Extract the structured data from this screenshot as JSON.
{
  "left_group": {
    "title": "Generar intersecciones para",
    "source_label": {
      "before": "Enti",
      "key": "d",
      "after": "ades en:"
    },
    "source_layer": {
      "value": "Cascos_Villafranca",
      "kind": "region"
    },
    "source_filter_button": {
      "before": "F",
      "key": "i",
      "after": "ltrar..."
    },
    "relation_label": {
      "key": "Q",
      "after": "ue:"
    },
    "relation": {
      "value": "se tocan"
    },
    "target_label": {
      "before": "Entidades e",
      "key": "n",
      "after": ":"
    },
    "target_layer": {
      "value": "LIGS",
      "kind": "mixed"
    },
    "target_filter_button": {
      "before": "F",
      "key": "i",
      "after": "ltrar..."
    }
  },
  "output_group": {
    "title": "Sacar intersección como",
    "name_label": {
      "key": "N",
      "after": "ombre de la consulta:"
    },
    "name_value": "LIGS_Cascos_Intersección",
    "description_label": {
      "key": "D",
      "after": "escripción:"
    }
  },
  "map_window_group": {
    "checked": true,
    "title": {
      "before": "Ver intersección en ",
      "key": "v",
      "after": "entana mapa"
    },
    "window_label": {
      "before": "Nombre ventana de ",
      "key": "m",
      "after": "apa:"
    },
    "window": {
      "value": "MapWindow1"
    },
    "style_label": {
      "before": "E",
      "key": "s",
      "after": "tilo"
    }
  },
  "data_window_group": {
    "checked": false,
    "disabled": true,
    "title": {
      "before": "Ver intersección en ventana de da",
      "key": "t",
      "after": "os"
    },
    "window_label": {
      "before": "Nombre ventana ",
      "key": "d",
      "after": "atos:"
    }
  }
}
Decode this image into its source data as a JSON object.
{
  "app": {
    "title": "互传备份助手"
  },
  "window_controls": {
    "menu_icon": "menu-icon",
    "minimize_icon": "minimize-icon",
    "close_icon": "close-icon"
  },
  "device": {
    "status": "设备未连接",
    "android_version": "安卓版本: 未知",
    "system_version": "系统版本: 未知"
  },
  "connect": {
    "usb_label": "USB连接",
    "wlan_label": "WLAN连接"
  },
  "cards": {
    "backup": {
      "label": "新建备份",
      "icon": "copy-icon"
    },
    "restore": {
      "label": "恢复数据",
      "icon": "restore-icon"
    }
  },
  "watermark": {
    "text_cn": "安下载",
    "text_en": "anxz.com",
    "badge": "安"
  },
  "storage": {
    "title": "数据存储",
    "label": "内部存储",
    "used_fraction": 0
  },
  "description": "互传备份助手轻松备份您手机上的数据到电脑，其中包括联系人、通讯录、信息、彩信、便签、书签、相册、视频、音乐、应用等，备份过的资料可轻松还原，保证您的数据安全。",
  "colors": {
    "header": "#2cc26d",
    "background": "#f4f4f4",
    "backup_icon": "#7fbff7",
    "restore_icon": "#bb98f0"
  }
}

——

Where a line of the records above holds the word "JSON", copy that line.

Extract the structured data from this screenshot as JSON.
Decode this image into its source data as a JSON object.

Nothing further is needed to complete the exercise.